Stated goal:
Among the entries below, count the lines where the string "background" occurs, and give only the number.
# START OF Recorded data
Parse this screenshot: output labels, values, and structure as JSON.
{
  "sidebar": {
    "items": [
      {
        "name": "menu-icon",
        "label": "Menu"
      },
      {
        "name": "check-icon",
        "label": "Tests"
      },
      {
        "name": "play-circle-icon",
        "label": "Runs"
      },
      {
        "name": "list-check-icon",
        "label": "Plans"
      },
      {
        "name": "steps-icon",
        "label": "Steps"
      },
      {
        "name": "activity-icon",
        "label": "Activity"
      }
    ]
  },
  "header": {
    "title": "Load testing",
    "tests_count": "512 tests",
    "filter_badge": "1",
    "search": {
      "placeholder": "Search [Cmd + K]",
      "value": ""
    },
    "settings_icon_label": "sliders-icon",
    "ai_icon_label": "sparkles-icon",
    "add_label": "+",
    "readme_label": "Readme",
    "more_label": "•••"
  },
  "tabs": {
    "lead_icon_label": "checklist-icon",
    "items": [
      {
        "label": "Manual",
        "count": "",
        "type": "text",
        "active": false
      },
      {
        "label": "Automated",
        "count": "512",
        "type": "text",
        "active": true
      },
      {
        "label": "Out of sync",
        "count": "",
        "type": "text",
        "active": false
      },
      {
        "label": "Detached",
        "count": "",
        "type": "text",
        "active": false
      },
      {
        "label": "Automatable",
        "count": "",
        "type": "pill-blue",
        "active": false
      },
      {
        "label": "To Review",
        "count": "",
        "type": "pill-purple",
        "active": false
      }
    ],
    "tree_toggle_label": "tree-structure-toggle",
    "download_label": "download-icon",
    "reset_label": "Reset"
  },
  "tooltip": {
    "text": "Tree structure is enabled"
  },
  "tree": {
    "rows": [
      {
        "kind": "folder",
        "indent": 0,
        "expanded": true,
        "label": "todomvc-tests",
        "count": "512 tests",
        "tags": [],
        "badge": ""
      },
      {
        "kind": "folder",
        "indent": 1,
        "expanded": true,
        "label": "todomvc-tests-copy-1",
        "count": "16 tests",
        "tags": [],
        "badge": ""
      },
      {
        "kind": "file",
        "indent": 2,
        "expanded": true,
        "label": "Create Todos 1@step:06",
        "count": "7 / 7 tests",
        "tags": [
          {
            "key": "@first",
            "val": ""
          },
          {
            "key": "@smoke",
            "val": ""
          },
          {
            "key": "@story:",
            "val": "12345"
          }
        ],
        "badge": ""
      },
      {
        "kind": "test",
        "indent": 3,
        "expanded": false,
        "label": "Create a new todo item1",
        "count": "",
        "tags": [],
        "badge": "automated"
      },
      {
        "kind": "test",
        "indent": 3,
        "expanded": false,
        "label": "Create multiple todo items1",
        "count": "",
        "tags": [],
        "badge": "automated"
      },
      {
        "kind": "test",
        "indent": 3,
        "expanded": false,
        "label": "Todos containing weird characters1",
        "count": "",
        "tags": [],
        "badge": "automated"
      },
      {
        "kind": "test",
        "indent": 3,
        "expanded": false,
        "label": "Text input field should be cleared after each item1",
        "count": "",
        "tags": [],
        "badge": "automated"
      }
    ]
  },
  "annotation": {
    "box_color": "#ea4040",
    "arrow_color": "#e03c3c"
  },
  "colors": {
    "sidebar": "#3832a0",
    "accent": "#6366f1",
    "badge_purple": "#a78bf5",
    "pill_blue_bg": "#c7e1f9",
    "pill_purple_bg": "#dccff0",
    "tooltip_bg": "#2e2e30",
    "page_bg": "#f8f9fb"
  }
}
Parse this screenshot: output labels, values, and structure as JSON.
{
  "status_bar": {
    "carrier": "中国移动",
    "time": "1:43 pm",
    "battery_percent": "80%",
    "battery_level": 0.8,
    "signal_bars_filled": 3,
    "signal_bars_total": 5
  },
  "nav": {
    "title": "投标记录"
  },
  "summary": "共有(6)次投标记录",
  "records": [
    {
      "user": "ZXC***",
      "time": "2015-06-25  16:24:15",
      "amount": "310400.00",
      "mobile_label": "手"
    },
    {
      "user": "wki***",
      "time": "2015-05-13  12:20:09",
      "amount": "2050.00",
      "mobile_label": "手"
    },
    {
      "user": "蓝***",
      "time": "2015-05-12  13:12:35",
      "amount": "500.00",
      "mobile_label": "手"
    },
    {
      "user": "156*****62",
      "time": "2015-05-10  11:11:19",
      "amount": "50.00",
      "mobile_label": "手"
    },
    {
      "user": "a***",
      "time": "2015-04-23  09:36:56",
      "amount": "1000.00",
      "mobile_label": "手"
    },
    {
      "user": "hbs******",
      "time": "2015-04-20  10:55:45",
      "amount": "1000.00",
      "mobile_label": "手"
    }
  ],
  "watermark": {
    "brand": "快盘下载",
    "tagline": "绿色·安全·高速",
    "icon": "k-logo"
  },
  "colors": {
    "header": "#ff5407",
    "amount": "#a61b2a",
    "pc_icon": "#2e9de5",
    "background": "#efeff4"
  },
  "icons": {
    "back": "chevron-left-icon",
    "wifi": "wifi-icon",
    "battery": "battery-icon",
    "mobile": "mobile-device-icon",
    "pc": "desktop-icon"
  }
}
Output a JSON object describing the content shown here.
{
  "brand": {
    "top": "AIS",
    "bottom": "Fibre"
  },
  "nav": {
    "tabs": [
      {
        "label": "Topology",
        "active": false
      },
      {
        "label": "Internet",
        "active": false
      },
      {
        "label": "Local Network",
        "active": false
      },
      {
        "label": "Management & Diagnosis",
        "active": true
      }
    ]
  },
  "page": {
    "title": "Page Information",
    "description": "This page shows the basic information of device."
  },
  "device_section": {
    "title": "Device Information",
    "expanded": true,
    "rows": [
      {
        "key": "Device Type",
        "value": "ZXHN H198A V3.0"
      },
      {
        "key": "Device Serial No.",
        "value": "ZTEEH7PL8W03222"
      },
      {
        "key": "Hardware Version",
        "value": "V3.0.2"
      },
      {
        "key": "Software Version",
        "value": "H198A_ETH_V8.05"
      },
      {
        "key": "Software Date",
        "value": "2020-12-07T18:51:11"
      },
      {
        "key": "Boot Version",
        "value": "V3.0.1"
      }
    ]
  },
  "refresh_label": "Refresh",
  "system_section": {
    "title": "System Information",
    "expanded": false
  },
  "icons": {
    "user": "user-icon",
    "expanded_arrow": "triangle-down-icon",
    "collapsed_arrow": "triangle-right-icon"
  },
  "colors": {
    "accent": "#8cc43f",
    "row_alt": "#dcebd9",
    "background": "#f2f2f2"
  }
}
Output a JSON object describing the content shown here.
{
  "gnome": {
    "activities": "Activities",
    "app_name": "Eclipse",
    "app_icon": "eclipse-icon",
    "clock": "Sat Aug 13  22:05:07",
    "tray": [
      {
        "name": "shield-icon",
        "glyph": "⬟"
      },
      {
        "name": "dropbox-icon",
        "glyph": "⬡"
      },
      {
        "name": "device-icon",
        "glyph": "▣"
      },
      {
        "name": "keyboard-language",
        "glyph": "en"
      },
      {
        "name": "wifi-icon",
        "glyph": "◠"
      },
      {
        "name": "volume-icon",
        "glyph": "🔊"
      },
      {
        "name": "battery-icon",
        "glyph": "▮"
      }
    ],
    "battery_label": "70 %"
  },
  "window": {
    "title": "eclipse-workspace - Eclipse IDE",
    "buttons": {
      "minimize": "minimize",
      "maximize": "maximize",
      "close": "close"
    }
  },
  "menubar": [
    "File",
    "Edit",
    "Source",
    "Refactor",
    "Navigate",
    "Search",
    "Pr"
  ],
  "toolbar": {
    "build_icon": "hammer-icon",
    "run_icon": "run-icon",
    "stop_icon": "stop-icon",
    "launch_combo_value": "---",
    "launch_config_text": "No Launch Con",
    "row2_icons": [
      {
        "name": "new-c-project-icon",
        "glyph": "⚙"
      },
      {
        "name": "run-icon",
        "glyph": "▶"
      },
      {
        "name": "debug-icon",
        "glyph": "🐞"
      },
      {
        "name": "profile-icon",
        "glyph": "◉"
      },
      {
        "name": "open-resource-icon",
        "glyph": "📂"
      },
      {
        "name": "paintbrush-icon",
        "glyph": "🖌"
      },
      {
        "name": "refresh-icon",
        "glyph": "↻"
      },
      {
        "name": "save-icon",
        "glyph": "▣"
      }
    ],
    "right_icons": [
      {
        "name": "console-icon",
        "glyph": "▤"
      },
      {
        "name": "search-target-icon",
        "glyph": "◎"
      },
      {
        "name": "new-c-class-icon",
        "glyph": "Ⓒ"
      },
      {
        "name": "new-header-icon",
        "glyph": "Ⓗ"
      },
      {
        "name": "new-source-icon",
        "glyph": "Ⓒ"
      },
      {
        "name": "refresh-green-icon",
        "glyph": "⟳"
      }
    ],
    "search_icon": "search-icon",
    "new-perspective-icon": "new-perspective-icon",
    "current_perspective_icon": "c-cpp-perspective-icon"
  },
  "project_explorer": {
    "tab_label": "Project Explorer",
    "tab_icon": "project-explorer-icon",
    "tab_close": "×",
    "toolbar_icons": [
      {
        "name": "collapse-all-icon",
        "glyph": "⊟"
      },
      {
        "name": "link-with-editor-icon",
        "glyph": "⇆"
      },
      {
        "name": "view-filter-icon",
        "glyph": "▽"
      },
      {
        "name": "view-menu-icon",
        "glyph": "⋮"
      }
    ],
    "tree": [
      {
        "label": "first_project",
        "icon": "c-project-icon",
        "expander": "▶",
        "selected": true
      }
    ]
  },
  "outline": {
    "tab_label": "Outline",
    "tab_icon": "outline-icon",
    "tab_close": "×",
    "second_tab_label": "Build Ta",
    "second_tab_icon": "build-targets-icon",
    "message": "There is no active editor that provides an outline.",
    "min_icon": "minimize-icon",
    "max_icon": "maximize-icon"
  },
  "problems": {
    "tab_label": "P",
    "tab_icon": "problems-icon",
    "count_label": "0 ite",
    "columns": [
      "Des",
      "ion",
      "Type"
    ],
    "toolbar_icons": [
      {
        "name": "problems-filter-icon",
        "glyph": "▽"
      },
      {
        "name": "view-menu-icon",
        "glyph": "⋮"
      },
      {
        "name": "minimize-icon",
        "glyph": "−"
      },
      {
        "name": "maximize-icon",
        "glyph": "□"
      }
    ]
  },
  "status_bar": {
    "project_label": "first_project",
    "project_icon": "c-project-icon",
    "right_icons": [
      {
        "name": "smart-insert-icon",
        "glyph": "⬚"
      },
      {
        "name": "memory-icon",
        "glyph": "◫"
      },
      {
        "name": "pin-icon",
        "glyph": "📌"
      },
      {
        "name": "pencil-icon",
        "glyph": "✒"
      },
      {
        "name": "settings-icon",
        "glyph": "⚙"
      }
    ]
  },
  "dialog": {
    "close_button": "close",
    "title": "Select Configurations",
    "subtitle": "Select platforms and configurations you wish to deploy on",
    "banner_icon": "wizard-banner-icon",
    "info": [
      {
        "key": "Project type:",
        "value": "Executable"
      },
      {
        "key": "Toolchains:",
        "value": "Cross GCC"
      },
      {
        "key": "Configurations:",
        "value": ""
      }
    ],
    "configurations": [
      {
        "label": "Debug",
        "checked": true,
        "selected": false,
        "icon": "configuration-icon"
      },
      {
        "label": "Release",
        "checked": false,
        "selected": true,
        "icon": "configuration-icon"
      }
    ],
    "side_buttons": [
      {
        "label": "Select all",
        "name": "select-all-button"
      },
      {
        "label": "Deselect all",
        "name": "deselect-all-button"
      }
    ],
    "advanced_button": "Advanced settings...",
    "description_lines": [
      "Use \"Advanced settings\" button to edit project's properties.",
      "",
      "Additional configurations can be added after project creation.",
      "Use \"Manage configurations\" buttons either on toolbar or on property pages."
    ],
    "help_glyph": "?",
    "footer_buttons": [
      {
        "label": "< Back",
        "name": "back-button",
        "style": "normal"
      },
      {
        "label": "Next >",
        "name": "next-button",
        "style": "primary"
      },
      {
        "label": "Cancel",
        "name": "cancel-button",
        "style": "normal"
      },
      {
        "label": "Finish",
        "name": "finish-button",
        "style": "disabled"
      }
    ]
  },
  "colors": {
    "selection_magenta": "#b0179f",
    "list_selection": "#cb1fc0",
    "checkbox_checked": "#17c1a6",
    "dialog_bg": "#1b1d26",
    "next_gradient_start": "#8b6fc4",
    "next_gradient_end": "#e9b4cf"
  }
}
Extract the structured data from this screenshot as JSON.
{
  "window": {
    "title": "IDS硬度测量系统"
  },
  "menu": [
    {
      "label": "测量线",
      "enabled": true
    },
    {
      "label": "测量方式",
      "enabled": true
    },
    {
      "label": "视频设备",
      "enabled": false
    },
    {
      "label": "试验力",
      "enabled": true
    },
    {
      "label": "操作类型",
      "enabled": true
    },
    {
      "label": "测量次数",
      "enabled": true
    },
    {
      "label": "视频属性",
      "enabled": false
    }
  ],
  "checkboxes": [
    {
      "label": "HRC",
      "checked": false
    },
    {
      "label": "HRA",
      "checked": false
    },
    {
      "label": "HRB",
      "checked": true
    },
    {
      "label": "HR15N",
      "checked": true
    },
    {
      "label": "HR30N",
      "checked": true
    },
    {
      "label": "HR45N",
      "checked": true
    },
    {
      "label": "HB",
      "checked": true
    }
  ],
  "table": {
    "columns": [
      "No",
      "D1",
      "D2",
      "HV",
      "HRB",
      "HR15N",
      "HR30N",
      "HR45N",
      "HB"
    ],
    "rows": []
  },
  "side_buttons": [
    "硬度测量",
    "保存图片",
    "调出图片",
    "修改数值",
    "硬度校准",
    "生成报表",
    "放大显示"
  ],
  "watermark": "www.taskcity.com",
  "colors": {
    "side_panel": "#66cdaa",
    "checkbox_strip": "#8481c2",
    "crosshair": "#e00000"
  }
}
# END OF Recorded data
Written response:
2